-- TASK DETAILS --
Copy out all of the material, matching it word for word.

-- INPUT --
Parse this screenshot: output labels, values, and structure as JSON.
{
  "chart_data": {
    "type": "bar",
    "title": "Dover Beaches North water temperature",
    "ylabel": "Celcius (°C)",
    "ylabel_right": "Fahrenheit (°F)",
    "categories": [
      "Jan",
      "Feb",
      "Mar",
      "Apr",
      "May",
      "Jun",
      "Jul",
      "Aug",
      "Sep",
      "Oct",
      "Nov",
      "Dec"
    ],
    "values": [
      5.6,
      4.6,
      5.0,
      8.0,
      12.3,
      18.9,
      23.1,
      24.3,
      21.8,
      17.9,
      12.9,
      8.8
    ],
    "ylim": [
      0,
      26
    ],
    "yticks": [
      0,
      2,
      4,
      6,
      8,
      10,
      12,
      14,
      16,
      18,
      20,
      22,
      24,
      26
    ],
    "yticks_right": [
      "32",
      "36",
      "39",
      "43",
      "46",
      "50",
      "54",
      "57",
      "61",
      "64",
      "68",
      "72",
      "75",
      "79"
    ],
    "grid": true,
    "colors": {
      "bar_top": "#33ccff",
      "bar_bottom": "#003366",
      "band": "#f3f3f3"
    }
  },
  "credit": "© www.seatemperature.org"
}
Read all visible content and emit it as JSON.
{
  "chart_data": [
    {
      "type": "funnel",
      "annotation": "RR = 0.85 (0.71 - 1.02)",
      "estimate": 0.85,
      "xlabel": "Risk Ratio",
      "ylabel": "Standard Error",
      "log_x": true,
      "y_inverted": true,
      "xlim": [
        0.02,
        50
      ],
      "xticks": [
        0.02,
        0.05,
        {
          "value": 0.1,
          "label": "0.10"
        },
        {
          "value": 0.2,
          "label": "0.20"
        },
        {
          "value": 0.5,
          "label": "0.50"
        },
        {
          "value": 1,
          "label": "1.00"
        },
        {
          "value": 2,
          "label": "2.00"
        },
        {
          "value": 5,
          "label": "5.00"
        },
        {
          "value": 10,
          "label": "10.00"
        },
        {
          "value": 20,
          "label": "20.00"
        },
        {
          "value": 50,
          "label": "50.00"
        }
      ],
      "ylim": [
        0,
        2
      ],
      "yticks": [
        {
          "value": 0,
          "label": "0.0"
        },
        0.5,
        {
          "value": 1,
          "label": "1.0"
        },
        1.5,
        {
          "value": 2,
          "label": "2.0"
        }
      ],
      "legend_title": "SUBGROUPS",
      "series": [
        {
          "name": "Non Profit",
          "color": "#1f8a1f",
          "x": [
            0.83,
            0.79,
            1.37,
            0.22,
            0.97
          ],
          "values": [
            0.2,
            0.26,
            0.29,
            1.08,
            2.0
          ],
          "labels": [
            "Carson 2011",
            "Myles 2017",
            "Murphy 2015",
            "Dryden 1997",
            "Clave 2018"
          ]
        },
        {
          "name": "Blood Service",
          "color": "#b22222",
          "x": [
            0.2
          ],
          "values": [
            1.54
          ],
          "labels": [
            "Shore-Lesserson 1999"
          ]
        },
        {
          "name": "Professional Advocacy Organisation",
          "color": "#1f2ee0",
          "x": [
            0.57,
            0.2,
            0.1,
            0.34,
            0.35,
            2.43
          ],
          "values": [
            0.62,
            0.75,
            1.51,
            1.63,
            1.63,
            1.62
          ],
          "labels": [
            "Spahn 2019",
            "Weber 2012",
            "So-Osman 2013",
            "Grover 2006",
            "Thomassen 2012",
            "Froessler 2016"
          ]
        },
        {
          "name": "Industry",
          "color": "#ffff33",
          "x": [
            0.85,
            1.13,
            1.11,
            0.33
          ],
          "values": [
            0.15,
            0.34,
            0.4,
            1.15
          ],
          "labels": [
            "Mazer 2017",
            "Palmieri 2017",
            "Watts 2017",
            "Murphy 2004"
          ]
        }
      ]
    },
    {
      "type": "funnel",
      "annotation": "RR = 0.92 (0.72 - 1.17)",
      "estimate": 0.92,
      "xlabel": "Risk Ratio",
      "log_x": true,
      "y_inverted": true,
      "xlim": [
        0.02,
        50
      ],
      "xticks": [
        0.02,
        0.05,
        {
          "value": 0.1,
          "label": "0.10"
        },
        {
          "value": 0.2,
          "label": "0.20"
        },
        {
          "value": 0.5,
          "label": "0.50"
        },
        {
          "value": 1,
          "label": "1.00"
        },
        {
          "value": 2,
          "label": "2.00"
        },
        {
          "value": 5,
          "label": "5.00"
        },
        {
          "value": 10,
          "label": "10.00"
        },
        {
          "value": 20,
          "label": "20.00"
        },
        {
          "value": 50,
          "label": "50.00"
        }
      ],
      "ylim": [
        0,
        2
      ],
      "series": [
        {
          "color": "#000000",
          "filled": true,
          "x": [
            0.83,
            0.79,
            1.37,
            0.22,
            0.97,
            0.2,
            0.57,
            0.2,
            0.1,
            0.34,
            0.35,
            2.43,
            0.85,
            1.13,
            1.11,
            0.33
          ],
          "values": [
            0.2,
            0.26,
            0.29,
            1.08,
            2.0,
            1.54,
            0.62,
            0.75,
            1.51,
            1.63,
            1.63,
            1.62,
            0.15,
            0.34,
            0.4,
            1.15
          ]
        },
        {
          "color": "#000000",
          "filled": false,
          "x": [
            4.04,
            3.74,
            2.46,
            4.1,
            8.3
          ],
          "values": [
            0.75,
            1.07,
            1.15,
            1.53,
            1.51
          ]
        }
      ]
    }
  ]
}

-- RESULT OF THIS TASK --
Parse this screenshot: output labels, values, and structure as JSON.
{
  "chart_data": {
    "type": "bar",
    "title": "Dover Beaches North water temperature",
    "ylabel": "Celcius (°C)",
    "ylabel_right": "Fahrenheit (°F)",
    "categories": [
      "Jan",
      "Feb",
      "Mar",
      "Apr",
      "May",
      "Jun",
      "Jul",
      "Aug",
      "Sep",
      "Oct",
      "Nov",
      "Dec"
    ],
    "values": [
      5.6,
      4.6,
      5.0,
      8.0,
      12.3,
      18.9,
      23.1,
      24.3,
      21.8,
      17.9,
      12.9,
      8.8
    ],
    "ylim": [
      0,
      26
    ],
    "yticks": [
      0,
      2,
      4,
      6,
      8,
      10,
      12,
      14,
      16,
      18,
      20,
      22,
      24,
      26
    ],
    "yticks_right": [
      "32",
      "36",
      "39",
      "43",
      "46",
      "50",
      "54",
      "57",
      "61",
      "64",
      "68",
      "72",
      "75",
      "79"
    ],
    "grid": true,
    "colors": {
      "bar_top": "#33ccff",
      "bar_bottom": "#003366",
      "band": "#f3f3f3"
    }
  },
  "credit": "© www.seatemperature.org"
}
Read all visible content and emit it as JSON.
{
  "chart_data": [
    {
      "type": "funnel",
      "annotation": "RR = 0.85 (0.71 - 1.02)",
      "estimate": 0.85,
      "xlabel": "Risk Ratio",
      "ylabel": "Standard Error",
      "log_x": true,
      "y_inverted": true,
      "xlim": [
        0.02,
        50
      ],
      "xticks": [
        0.02,
        0.05,
        {
          "value": 0.1,
          "label": "0.10"
        },
        {
          "value": 0.2,
          "label": "0.20"
        },
        {
          "value": 0.5,
          "label": "0.50"
        },
        {
          "value": 1,
          "label": "1.00"
        },
        {
          "value": 2,
          "label": "2.00"
        },
        {
          "value": 5,
          "label": "5.00"
        },
        {
          "value": 10,
          "label": "10.00"
        },
        {
          "value": 20,
          "label": "20.00"
        },
        {
          "value": 50,
          "label": "50.00"
        }
      ],
      "ylim": [
        0,
        2
      ],
      "yticks": [
        {
          "value": 0,
          "label": "0.0"
        },
        0.5,
        {
          "value": 1,
          "label": "1.0"
        },
        1.5,
        {
          "value": 2,
          "label": "2.0"
        }
      ],
      "legend_title": "SUBGROUPS",
      "series": [
        {
          "name": "Non Profit",
          "color": "#1f8a1f",
          "x": [
            0.83,
            0.79,
            1.37,
            0.22,
            0.97
          ],
          "values": [
            0.2,
            0.26,
            0.29,
            1.08,
            2.0
          ],
          "labels": [
            "Carson 2011",
            "Myles 2017",
            "Murphy 2015",
            "Dryden 1997",
            "Clave 2018"
          ]
        },
        {
          "name": "Blood Service",
          "color": "#b22222",
          "x": [
            0.2
          ],
          "values": [
            1.54
          ],
          "labels": [
            "Shore-Lesserson 1999"
          ]
        },
        {
          "name": "Professional Advocacy Organisation",
          "color": "#1f2ee0",
          "x": [
            0.57,
            0.2,
            0.1,
            0.34,
            0.35,
            2.43
          ],
          "values": [
            0.62,
            0.75,
            1.51,
            1.63,
            1.63,
            1.62
          ],
          "labels": [
            "Spahn 2019",
            "Weber 2012",
            "So-Osman 2013",
            "Grover 2006",
            "Thomassen 2012",
            "Froessler 2016"
          ]
        },
        {
          "name": "Industry",
          "color": "#ffff33",
          "x": [
            0.85,
            1.13,
            1.11,
            0.33
          ],
          "values": [
            0.15,
            0.34,
            0.4,
            1.15
          ],
          "labels": [
            "Mazer 2017",
            "Palmieri 2017",
            "Watts 2017",
            "Murphy 2004"
          ]
        }
      ]
    },
    {
      "type": "funnel",
      "annotation": "RR = 0.92 (0.72 - 1.17)",
      "estimate": 0.92,
      "xlabel": "Risk Ratio",
      "log_x": true,
      "y_inverted": true,
      "xlim": [
        0.02,
        50
      ],
      "xticks": [
        0.02,
        0.05,
        {
          "value": 0.1,
          "label": "0.10"
        },
        {
          "value": 0.2,
          "label": "0.20"
        },
        {
          "value": 0.5,
          "label": "0.50"
        },
        {
          "value": 1,
          "label": "1.00"
        },
        {
          "value": 2,
          "label": "2.00"
        },
        {
          "value": 5,
          "label": "5.00"
        },
        {
          "value": 10,
          "label": "10.00"
        },
        {
          "value": 20,
          "label": "20.00"
        },
        {
          "value": 50,
          "label": "50.00"
        }
      ],
      "ylim": [
        0,
        2
      ],
      "series": [
        {
          "color": "#000000",
          "filled": true,
          "x": [
            0.83,
            0.79,
            1.37,
            0.22,
            0.97,
            0.2,
            0.57,
            0.2,
            0.1,
            0.34,
            0.35,
            2.43,
            0.85,
            1.13,
            1.11,
            0.33
          ],
          "values": [
            0.2,
            0.26,
            0.29,
            1.08,
            2.0,
            1.54,
            0.62,
            0.75,
            1.51,
            1.63,
            1.63,
            1.62,
            0.15,
            0.34,
            0.4,
            1.15
          ]
        },
        {
          "color": "#000000",
          "filled": false,
          "x": [
            4.04,
            3.74,
            2.46,
            4.1,
            8.3
          ],
          "values": [
            0.75,
            1.07,
            1.15,
            1.53,
            1.51
          ]
        }
      ]
    }
  ]
}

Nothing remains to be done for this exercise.